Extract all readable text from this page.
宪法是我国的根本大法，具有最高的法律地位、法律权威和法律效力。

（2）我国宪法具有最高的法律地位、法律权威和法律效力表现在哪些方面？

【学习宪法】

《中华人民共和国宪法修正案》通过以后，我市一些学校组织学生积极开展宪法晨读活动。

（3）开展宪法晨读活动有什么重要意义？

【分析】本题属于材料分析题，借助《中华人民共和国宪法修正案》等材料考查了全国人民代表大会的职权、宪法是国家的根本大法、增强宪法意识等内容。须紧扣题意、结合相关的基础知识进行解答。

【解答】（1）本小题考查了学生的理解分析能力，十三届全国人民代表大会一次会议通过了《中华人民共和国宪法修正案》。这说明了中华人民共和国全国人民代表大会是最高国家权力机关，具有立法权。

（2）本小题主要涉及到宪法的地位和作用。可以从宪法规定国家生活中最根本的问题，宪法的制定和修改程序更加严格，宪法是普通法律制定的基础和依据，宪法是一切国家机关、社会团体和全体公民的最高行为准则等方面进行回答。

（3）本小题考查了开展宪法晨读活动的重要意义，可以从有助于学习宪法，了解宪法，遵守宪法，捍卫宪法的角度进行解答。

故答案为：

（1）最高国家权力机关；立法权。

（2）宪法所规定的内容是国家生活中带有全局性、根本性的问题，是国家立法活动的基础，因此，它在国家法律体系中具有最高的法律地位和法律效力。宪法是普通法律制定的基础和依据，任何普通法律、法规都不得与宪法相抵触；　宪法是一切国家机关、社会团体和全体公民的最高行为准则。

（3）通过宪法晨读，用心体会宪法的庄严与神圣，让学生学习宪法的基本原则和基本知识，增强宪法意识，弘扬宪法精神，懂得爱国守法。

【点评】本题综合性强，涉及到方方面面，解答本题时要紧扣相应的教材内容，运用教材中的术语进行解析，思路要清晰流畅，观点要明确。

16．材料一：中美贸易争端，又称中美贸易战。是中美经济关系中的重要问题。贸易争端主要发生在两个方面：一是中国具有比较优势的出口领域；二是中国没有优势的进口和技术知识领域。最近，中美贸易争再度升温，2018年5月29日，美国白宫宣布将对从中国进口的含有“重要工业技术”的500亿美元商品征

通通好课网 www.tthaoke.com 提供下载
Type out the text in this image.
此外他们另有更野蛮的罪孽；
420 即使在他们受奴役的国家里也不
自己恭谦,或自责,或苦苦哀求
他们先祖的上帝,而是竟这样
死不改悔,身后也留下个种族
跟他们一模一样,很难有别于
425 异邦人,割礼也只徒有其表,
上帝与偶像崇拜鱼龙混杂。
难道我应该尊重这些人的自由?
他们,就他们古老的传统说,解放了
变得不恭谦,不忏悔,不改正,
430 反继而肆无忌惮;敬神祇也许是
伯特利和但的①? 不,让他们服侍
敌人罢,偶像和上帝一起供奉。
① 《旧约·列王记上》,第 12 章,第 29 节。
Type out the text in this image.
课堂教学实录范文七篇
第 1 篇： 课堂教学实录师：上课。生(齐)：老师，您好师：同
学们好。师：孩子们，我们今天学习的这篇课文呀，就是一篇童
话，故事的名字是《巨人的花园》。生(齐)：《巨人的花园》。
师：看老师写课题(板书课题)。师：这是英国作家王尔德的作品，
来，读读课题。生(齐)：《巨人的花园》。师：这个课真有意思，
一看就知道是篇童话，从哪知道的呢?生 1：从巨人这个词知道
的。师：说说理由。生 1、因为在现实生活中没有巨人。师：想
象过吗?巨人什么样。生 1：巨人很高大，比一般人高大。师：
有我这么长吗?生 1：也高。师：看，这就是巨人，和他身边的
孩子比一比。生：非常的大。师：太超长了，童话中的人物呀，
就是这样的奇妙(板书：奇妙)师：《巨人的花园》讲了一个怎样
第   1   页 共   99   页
--*--
§ WHAT IS BEING ASKED: Only lines with the word "中华人民共和国宪法修正案" should be collected from the material.

§ THE OUTPUT:
《中华人民共和国宪法修正案》通过以后，我市一些学校组织学生积极开展宪法晨读活动。
【分析】本题属于材料分析题，借助《中华人民共和国宪法修正案》等材料考查了全国人民代表大会的职权、宪法是国家的根本大法、增强宪法意识等内容。须紧扣题意、结合相关的基础知识进行解答。
【解答】（1）本小题考查了学生的理解分析能力，十三届全国人民代表大会一次会议通过了《中华人民共和国宪法修正案》。这说明了中华人民共和国全国人民代表大会是最高国家权力机关，具有立法权。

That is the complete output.